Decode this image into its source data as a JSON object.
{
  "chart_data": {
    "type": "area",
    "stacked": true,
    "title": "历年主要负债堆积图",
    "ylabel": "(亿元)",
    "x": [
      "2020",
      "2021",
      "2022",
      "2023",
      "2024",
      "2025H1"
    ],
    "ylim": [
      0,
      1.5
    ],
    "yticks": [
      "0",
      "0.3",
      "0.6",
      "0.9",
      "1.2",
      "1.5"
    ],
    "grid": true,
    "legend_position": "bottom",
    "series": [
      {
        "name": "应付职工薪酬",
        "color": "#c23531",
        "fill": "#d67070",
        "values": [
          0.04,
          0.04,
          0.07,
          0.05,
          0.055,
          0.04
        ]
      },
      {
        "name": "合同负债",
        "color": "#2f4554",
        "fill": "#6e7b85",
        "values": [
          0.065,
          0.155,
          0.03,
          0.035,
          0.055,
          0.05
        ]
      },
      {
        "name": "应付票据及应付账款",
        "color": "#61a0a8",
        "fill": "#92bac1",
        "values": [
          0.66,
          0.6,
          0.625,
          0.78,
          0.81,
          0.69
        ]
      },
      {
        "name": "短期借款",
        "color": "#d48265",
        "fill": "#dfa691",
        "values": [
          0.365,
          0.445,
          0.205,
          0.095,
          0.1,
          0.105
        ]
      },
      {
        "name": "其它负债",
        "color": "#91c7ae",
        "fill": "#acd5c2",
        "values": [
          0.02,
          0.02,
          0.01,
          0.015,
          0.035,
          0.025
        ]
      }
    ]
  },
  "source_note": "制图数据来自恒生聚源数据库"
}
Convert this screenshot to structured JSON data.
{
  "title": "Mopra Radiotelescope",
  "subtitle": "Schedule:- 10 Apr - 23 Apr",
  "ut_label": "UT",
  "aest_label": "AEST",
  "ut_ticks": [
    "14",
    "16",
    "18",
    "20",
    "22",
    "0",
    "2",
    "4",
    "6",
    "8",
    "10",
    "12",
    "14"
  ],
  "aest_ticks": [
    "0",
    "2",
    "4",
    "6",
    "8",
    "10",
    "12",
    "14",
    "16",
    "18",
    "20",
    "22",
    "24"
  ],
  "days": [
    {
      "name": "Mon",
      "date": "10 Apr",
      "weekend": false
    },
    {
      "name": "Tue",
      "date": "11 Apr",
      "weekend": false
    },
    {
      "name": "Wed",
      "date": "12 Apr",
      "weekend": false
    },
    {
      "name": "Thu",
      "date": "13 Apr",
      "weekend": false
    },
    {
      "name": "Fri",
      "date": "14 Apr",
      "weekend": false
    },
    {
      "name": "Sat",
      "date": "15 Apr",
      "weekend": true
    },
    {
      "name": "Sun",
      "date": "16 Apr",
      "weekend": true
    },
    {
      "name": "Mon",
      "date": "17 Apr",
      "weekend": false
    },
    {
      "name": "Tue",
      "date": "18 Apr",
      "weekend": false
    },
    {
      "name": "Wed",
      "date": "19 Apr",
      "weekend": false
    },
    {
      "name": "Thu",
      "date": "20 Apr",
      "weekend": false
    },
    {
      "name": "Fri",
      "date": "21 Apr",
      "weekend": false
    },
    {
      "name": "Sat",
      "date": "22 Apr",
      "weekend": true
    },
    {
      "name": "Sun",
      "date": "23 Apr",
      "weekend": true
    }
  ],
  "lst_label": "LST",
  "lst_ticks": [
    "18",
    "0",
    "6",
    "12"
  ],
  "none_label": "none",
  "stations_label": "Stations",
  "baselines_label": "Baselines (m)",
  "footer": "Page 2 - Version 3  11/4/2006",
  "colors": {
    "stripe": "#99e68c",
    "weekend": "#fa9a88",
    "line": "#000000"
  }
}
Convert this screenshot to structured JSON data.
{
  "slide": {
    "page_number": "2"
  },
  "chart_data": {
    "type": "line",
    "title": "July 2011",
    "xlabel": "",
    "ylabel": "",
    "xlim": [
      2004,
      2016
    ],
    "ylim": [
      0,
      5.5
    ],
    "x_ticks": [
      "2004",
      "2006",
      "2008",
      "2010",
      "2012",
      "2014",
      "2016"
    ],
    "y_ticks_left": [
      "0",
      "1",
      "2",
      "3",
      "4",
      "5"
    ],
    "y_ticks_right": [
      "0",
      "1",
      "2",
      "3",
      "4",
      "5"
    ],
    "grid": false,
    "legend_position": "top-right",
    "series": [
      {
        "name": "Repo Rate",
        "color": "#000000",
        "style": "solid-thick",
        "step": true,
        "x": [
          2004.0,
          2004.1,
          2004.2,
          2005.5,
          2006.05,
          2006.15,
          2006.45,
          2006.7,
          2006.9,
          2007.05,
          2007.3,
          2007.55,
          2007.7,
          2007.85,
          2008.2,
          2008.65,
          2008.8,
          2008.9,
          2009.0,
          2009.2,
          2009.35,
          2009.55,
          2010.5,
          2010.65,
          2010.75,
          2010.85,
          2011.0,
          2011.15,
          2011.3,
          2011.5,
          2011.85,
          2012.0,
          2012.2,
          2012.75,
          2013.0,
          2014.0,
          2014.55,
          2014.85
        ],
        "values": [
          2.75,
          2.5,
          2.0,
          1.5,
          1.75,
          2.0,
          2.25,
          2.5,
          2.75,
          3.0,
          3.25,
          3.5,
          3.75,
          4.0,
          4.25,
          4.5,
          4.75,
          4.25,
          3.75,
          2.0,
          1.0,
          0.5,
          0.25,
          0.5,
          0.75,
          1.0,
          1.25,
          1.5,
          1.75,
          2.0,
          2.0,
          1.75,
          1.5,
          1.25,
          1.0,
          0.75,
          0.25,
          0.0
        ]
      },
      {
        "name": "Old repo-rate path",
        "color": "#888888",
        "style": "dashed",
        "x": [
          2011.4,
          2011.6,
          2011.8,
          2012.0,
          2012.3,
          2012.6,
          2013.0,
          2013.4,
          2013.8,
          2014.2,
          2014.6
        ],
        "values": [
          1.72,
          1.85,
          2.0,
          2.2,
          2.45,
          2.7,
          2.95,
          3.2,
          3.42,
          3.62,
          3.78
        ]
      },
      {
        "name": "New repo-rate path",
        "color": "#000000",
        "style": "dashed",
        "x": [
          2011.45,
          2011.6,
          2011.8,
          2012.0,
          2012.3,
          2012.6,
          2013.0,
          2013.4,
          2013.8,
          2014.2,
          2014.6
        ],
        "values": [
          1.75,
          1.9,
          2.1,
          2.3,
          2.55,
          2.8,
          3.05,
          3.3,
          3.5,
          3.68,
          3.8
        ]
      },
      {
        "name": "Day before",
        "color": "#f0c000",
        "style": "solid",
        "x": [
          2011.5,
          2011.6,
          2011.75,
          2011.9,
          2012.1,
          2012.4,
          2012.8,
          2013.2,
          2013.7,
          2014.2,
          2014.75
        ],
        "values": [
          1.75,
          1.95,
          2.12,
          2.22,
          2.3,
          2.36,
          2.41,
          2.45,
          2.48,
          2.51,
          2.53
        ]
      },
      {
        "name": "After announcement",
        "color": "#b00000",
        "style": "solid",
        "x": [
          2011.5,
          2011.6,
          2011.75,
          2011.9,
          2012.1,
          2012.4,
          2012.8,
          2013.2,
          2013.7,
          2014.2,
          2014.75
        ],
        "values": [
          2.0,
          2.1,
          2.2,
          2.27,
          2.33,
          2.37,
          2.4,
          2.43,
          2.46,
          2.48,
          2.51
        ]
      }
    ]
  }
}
# # # # # # #
Retype the listing. Match it exactly.

Decode this image into its source data as a JSON object.
{
  "chart_data": {
    "type": "area",
    "stacked": true,
    "title": "历年主要负债堆积图",
    "ylabel": "(亿元)",
    "x": [
      "2020",
      "2021",
      "2022",
      "2023",
      "2024",
      "2025H1"
    ],
    "ylim": [
      0,
      1.5
    ],
    "yticks": [
      "0",
      "0.3",
      "0.6",
      "0.9",
      "1.2",
      "1.5"
    ],
    "grid": true,
    "legend_position": "bottom",
    "series": [
      {
        "name": "应付职工薪酬",
        "color": "#c23531",
        "fill": "#d67070",
        "values": [
          0.04,
          0.04,
          0.07,
          0.05,
          0.055,
          0.04
        ]
      },
      {
        "name": "合同负债",
        "color": "#2f4554",
        "fill": "#6e7b85",
        "values": [
          0.065,
          0.155,
          0.03,
          0.035,
          0.055,
          0.05
        ]
      },
      {
        "name": "应付票据及应付账款",
        "color": "#61a0a8",
        "fill": "#92bac1",
        "values": [
          0.66,
          0.6,
          0.625,
          0.78,
          0.81,
          0.69
        ]
      },
      {
        "name": "短期借款",
        "color": "#d48265",
        "fill": "#dfa691",
        "values": [
          0.365,
          0.445,
          0.205,
          0.095,
          0.1,
          0.105
        ]
      },
      {
        "name": "其它负债",
        "color": "#91c7ae",
        "fill": "#acd5c2",
        "values": [
          0.02,
          0.02,
          0.01,
          0.015,
          0.035,
          0.025
        ]
      }
    ]
  },
  "source_note": "制图数据来自恒生聚源数据库"
}
Convert this screenshot to structured JSON data.
{
  "title": "Mopra Radiotelescope",
  "subtitle": "Schedule:- 10 Apr - 23 Apr",
  "ut_label": "UT",
  "aest_label": "AEST",
  "ut_ticks": [
    "14",
    "16",
    "18",
    "20",
    "22",
    "0",
    "2",
    "4",
    "6",
    "8",
    "10",
    "12",
    "14"
  ],
  "aest_ticks": [
    "0",
    "2",
    "4",
    "6",
    "8",
    "10",
    "12",
    "14",
    "16",
    "18",
    "20",
    "22",
    "24"
  ],
  "days": [
    {
      "name": "Mon",
      "date": "10 Apr",
      "weekend": false
    },
    {
      "name": "Tue",
      "date": "11 Apr",
      "weekend": false
    },
    {
      "name": "Wed",
      "date": "12 Apr",
      "weekend": false
    },
    {
      "name": "Thu",
      "date": "13 Apr",
      "weekend": false
    },
    {
      "name": "Fri",
      "date": "14 Apr",
      "weekend": false
    },
    {
      "name": "Sat",
      "date": "15 Apr",
      "weekend": true
    },
    {
      "name": "Sun",
      "date": "16 Apr",
      "weekend": true
    },
    {
      "name": "Mon",
      "date": "17 Apr",
      "weekend": false
    },
    {
      "name": "Tue",
      "date": "18 Apr",
      "weekend": false
    },
    {
      "name": "Wed",
      "date": "19 Apr",
      "weekend": false
    },
    {
      "name": "Thu",
      "date": "20 Apr",
      "weekend": false
    },
    {
      "name": "Fri",
      "date": "21 Apr",
      "weekend": false
    },
    {
      "name": "Sat",
      "date": "22 Apr",
      "weekend": true
    },
    {
      "name": "Sun",
      "date": "23 Apr",
      "weekend": true
    }
  ],
  "lst_label": "LST",
  "lst_ticks": [
    "18",
    "0",
    "6",
    "12"
  ],
  "none_label": "none",
  "stations_label": "Stations",
  "baselines_label": "Baselines (m)",
  "footer": "Page 2 - Version 3  11/4/2006",
  "colors": {
    "stripe": "#99e68c",
    "weekend": "#fa9a88",
    "line": "#000000"
  }
}
Convert this screenshot to structured JSON data.
{
  "slide": {
    "page_number": "2"
  },
  "chart_data": {
    "type": "line",
    "title": "July 2011",
    "xlabel": "",
    "ylabel": "",
    "xlim": [
      2004,
      2016
    ],
    "ylim": [
      0,
      5.5
    ],
    "x_ticks": [
      "2004",
      "2006",
      "2008",
      "2010",
      "2012",
      "2014",
      "2016"
    ],
    "y_ticks_left": [
      "0",
      "1",
      "2",
      "3",
      "4",
      "5"
    ],
    "y_ticks_right": [
      "0",
      "1",
      "2",
      "3",
      "4",
      "5"
    ],
    "grid": false,
    "legend_position": "top-right",
    "series": [
      {
        "name": "Repo Rate",
        "color": "#000000",
        "style": "solid-thick",
        "step": true,
        "x": [
          2004.0,
          2004.1,
          2004.2,
          2005.5,
          2006.05,
          2006.15,
          2006.45,
          2006.7,
          2006.9,
          2007.05,
          2007.3,
          2007.55,
          2007.7,
          2007.85,
          2008.2,
          2008.65,
          2008.8,
          2008.9,
          2009.0,
          2009.2,
          2009.35,
          2009.55,
          2010.5,
          2010.65,
          2010.75,
          2010.85,
          2011.0,
          2011.15,
          2011.3,
          2011.5,
          2011.85,
          2012.0,
          2012.2,
          2012.75,
          2013.0,
          2014.0,
          2014.55,
          2014.85
        ],
        "values": [
          2.75,
          2.5,
          2.0,
          1.5,
          1.75,
          2.0,
          2.25,
          2.5,
          2.75,
          3.0,
          3.25,
          3.5,
          3.75,
          4.0,
          4.25,
          4.5,
          4.75,
          4.25,
          3.75,
          2.0,
          1.0,
          0.5,
          0.25,
          0.5,
          0.75,
          1.0,
          1.25,
          1.5,
          1.75,
          2.0,
          2.0,
          1.75,
          1.5,
          1.25,
          1.0,
          0.75,
          0.25,
          0.0
        ]
      },
      {
        "name": "Old repo-rate path",
        "color": "#888888",
        "style": "dashed",
        "x": [
          2011.4,
          2011.6,
          2011.8,
          2012.0,
          2012.3,
          2012.6,
          2013.0,
          2013.4,
          2013.8,
          2014.2,
          2014.6
        ],
        "values": [
          1.72,
          1.85,
          2.0,
          2.2,
          2.45,
          2.7,
          2.95,
          3.2,
          3.42,
          3.62,
          3.78
        ]
      },
      {
        "name": "New repo-rate path",
        "color": "#000000",
        "style": "dashed",
        "x": [
          2011.45,
          2011.6,
          2011.8,
          2012.0,
          2012.3,
          2012.6,
          2013.0,
          2013.4,
          2013.8,
          2014.2,
          2014.6
        ],
        "values": [
          1.75,
          1.9,
          2.1,
          2.3,
          2.55,
          2.8,
          3.05,
          3.3,
          3.5,
          3.68,
          3.8
        ]
      },
      {
        "name": "Day before",
        "color": "#f0c000",
        "style": "solid",
        "x": [
          2011.5,
          2011.6,
          2011.75,
          2011.9,
          2012.1,
          2012.4,
          2012.8,
          2013.2,
          2013.7,
          2014.2,
          2014.75
        ],
        "values": [
          1.75,
          1.95,
          2.12,
          2.22,
          2.3,
          2.36,
          2.41,
          2.45,
          2.48,
          2.51,
          2.53
        ]
      },
      {
        "name": "After announcement",
        "color": "#b00000",
        "style": "solid",
        "x": [
          2011.5,
          2011.6,
          2011.75,
          2011.9,
          2012.1,
          2012.4,
          2012.8,
          2013.2,
          2013.7,
          2014.2,
          2014.75
        ],
        "values": [
          2.0,
          2.1,
          2.2,
          2.27,
          2.33,
          2.37,
          2.4,
          2.43,
          2.46,
          2.48,
          2.51
        ]
      }
    ]
  }
}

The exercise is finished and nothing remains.